═══ TEXT TO READ
Single by Juan Luis Guerra and 4–40

from the album Ni Es lo Mismo Ni Es Igual
- Released: March 1999
- Genre: Bachata
- Length: 3:44
- Label: Karen
- Songwriter: Juan Luis Guerra
- Producer: Juan Luis Guerra

Juan Luis Guerra and 4–40 singles chronology
| "Mi PC" (1998) | "Palomita Blanca" (1999) | "El Niágara en Bicicleta" (1999) |

Music video
- "Palomita Blanca" on YouTube

= Palomita Blanca (song) =

"Palomita Blanca" is a song by Dominican Republic singer-songwriter Juan Luis Guerra and his band 4-40 from his eighth studio album, Ni Es lo Mismo Ni Es Igual (1998). As with the rest of the album, the song was written and produced by Guerra. The song was released as the second single from the album in March 1999 by Karen Records. It is a bachata acoustic ballad about a man who is immensely in love with a woman and refuses to let her go.

"Palomita Blanca" received positive reactions from music critics, with one reviewer praising the usage of the mandolin. The song was a recipient of a Broadcast Music, Inc. (BMI) Latin Award in 2000. Commercially, it topped both the Billboard Hot Latin Songs and Tropical Airplay charts in the United States. The accompanying music video was filmed in the Dominican Republic and directed by Pey Guzmán. In the video, Guerra sings with his guitar while a couple reunites with each other.

==Background and composition==
In 1994, Guerra released his seventh studio album Fogaraté, a record consisting of soukous-influenced merengue and merengue típico. Following its release, he took a three year hiatus from recording, citing the need to take a break. "If artists lack something, it is peace. I needed to rest to find it and I found it in the figure of Jesus Christ. I called him through prayer and received his answer", Guerra stated. During the singer's hiatus, Guerra launched his own business as a director in the Dominican Republic for Mango TV and Viva FM station. On 29 October 1997, an editor for La Opinión reported that the artist had started working on a new album in Miami and he said: "I'm making "I'm making a decent album, that people like. I know the wait has been a bit long, but I'm almost sure that when the public has my new production in their hands, they will better understand why I've lasted that long without recording." In February the following year, Guerra gave an update on the progress, stating the disc would have 10 to 12 tracks including merengues, bachata, ballads, and a salsa, revealing it would be released later in 1998.

However in June 1998, Guerra was not satisfied with the material he recorded and decided to further record. Five months later, Bienvenido Rodríguez, president of Guerra's label Karen Records, revealed that the singer had wrapped up the album's production and that it would still contain the genres he announced. The record's name, Ni Es Lo Mismo, Ni Es Igual, was announced on 14 November 1998, and released on 15 December of the same year. Guerra wrote and produced all the tracks in the album including "Palomita Blanca". "Palomita Blanca" is a "mellow, acoustic-leaning" bachata ballad that utilizes a mandolin and addresses the "vicissitudes of a man who refuses to lose the woman to whom he professes intense love".
══════
▶ [WHAT TO DO]
1 – Translate this sentence from the article on the song "Palomita Blanca" into Spanish: "The accompanying music video was filmed in the Dominican Republic and directed by Pey Guzmán."
2 – Please carry on the article about the song "Palomita Blanca" from its final sentence.
═══ DATA RECORDS
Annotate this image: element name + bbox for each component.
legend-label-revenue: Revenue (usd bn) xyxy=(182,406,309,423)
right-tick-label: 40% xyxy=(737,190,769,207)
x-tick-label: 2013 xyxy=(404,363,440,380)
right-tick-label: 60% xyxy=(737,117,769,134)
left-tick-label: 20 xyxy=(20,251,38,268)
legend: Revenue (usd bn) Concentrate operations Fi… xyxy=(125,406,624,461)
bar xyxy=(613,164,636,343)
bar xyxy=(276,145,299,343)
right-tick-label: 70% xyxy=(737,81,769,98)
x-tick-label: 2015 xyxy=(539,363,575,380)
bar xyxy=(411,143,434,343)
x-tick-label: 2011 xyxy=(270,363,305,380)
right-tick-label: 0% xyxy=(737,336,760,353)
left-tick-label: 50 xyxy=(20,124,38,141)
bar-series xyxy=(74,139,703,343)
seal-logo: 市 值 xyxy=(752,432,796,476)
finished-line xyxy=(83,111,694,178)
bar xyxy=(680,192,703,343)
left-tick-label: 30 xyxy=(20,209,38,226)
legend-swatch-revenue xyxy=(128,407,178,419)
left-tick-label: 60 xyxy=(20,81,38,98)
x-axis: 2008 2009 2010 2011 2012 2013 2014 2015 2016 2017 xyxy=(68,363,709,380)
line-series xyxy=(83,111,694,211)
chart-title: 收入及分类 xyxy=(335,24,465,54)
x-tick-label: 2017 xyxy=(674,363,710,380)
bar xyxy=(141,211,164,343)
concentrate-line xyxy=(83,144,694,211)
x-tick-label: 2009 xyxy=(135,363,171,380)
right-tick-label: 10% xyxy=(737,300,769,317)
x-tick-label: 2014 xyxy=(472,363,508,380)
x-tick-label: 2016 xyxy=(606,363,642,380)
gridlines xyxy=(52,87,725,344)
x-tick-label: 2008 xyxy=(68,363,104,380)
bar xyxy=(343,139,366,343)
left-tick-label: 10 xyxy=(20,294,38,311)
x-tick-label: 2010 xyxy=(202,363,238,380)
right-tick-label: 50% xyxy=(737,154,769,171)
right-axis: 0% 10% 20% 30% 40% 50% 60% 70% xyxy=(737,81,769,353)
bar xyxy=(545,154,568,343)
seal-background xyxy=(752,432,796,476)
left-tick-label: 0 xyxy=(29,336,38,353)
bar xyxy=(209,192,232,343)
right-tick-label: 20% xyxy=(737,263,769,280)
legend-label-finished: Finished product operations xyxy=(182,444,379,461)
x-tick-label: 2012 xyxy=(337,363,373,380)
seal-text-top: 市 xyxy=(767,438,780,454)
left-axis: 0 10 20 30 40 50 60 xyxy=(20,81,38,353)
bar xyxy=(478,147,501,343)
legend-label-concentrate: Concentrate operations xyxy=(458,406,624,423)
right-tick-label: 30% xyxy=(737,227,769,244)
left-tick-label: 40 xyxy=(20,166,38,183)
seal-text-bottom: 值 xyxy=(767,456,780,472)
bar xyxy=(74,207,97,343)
══════
▶ [OUTPUTS IN ORDER]
1 – El video musical que la acompaña fue filmado en la República Dominicana y dirigido por Pey Guzmán.

2 –
==Promotion and reception==
"Palomita Blanca" was released as the second single from Ni Es lo Ni Es Igual in March 1999 by Karen Records. The song was later included on Guerra's compilation album Colección Romantica (2000). The music video for the track was filmed in the Dominican Republic and directed by Pey Guzmán. As with the lyrics, its synopsis is about a man who refuses to let a woman he loves profoundly to leave. The video alternates between Guerra playing with his guitar and a couple who "ultimately reunites to fulfill their love for each other".

An editor for La Prensa San Diego called the song a "beautiful bachata" that the singer "performs excellently and brings a musical innovation to that genre" and lauded the usage of the mandolin. Cary Darling of the Orange County Register "referred to it as one of the "charmer" ballads from the album alongside "Testimonio". Similarly, El Norte critic Deborah Davis cited both songs along with "Amor de Conuco" as one of the record's "moving, delicate and finely composed romantic pieces". The Hispanic magazine contributor Mark Holston felt that the track "recalls Guerra's hits of the midnineties".

"Palomita Blanca" was acknowledged as an award-winning song at the 2000 BMI Latin Awards. Commercially, "Palomita Blanca" topped the Billboard Hot Latin Songs and Tropical Airplay charts in the United States; it became Guerra's third and second number one on the charts, respectively. The song ranked number 32 on the Hot Latin Songs year-end chart.

==Charts==

===Weekly charts===

Weekly chart positions for "Palomita Blanca"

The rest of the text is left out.